## [Exercise directions]
Pull every line containing "quando" from the entries.

## [Input for this task]
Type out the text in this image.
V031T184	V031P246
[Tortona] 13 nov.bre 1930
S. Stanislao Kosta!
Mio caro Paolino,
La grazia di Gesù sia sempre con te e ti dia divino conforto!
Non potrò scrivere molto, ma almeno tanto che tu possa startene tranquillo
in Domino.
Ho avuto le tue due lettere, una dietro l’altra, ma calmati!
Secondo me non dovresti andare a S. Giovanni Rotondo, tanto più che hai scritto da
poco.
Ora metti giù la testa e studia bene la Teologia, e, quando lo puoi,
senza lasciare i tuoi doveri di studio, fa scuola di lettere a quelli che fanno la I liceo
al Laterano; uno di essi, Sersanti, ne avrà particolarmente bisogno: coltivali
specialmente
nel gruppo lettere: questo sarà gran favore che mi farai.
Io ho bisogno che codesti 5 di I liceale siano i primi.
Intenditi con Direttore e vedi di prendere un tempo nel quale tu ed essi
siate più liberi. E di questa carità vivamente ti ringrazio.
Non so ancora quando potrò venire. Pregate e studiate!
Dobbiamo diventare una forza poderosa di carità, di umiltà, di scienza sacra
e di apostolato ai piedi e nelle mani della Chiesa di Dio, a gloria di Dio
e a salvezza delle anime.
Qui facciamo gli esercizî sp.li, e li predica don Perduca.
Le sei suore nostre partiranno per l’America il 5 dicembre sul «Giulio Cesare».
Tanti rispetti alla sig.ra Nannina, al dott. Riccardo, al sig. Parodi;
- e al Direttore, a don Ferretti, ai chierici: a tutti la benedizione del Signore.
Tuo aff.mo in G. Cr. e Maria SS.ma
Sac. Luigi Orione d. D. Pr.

## [Result of the task]
Ora metti giù la testa e studia bene la Teologia, e, quando lo puoi,
Non so ancora quando potrò venire. Pregate e studiate!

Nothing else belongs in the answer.